DATA SHOWN:
______

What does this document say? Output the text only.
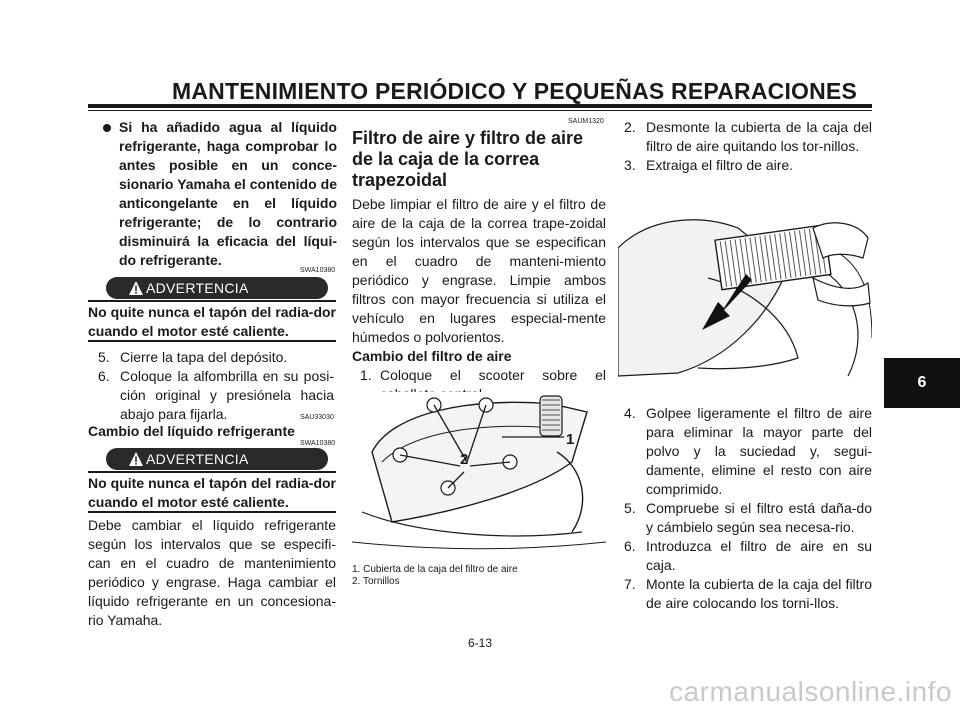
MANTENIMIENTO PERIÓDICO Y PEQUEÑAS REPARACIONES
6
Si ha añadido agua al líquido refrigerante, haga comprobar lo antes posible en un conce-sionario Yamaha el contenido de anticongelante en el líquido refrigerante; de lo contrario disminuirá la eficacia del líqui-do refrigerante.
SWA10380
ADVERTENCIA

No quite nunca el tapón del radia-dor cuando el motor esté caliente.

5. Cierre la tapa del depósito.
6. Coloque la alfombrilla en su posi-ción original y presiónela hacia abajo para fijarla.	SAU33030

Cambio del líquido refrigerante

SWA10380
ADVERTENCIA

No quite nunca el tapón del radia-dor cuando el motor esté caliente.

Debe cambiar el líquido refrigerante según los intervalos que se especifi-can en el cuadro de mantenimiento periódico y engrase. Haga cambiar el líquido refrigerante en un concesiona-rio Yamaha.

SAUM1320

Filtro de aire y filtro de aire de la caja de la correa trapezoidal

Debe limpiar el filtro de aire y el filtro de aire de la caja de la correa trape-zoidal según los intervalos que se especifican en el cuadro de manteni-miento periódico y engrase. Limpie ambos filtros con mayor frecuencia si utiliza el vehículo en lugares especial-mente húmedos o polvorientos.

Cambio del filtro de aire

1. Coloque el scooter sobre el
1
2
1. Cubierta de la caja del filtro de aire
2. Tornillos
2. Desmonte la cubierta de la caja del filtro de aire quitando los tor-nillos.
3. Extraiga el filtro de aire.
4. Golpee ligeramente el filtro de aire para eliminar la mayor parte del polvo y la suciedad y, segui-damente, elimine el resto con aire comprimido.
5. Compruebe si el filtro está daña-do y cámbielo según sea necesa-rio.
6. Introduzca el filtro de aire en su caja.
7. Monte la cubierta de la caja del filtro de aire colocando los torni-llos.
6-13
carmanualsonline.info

______

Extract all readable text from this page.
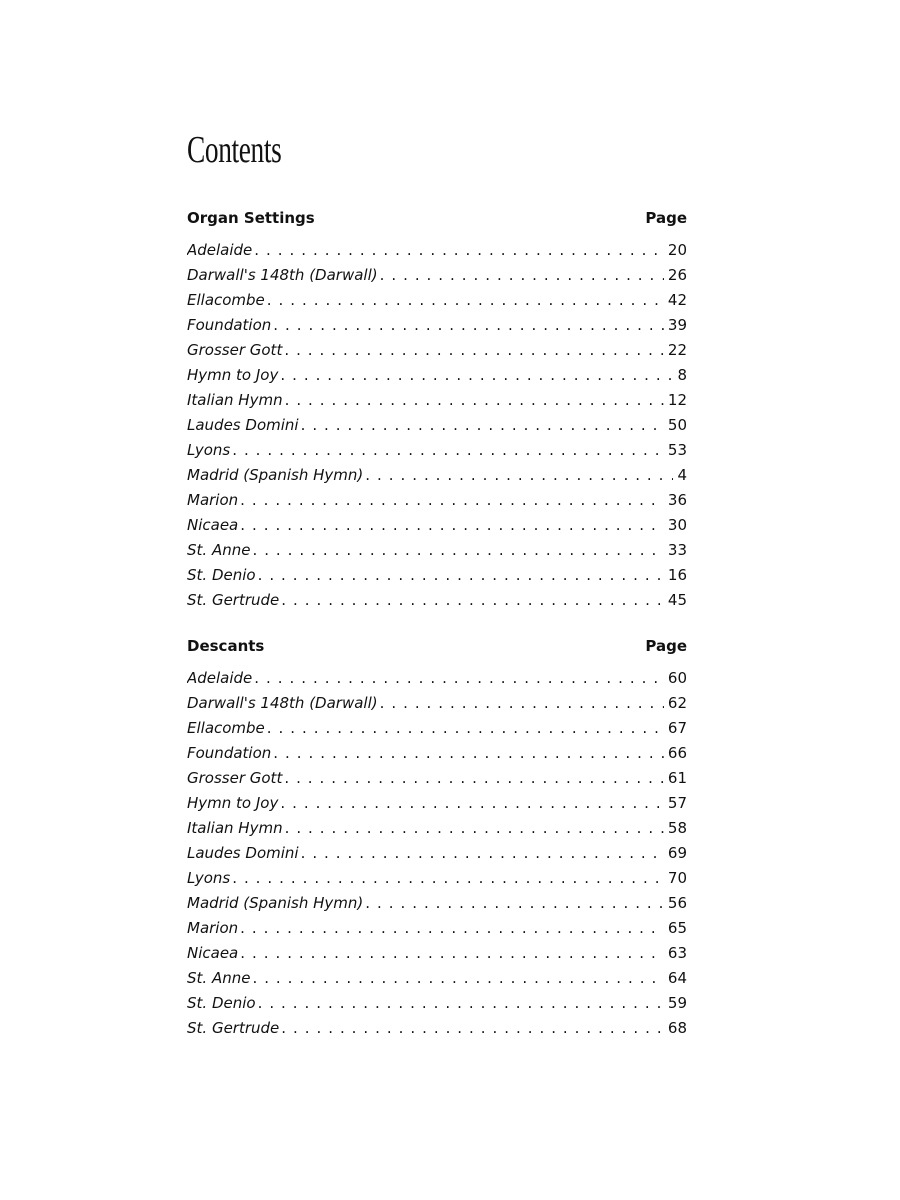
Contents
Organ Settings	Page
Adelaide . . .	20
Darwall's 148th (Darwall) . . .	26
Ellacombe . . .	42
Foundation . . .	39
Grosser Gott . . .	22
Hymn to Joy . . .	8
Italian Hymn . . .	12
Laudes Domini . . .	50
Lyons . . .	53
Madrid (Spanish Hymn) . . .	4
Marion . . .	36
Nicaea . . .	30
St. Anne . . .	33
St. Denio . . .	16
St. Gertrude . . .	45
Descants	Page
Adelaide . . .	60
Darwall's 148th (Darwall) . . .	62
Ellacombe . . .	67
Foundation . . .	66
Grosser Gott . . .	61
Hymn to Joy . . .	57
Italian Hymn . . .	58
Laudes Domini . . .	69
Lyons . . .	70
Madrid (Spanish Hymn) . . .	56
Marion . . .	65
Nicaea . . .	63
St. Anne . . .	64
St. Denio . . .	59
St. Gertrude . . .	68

______

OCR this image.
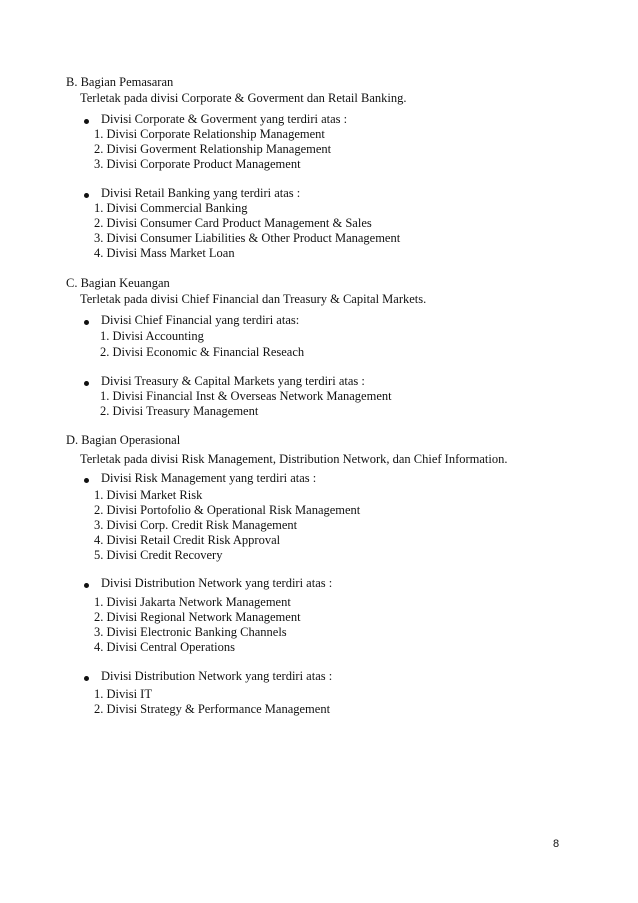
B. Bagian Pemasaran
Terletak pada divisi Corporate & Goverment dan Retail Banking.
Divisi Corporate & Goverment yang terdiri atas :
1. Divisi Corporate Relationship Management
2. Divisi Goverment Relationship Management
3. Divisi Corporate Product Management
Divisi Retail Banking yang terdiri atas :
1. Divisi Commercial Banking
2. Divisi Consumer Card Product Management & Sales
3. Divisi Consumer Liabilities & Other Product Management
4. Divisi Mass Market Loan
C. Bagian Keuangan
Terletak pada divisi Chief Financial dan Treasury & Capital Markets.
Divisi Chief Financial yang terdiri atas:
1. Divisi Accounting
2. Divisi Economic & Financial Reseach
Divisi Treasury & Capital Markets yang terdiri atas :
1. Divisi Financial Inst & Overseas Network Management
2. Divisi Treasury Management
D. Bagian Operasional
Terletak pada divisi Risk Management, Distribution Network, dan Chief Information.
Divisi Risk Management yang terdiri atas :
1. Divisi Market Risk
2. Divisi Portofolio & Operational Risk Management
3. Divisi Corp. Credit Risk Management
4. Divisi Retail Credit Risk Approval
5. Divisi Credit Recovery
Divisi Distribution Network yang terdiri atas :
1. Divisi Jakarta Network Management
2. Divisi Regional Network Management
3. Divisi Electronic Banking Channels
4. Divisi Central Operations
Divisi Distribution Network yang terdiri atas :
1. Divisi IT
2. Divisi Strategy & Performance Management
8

______

TASK GOAL: Copy every line above in which the string "Terletak" shows up.

TASK OUTPUT:
Terletak pada divisi Corporate & Goverment dan Retail Banking.
Terletak pada divisi Chief Financial dan Treasury & Capital Markets.
Terletak pada divisi Risk Management, Distribution Network, dan Chief Information.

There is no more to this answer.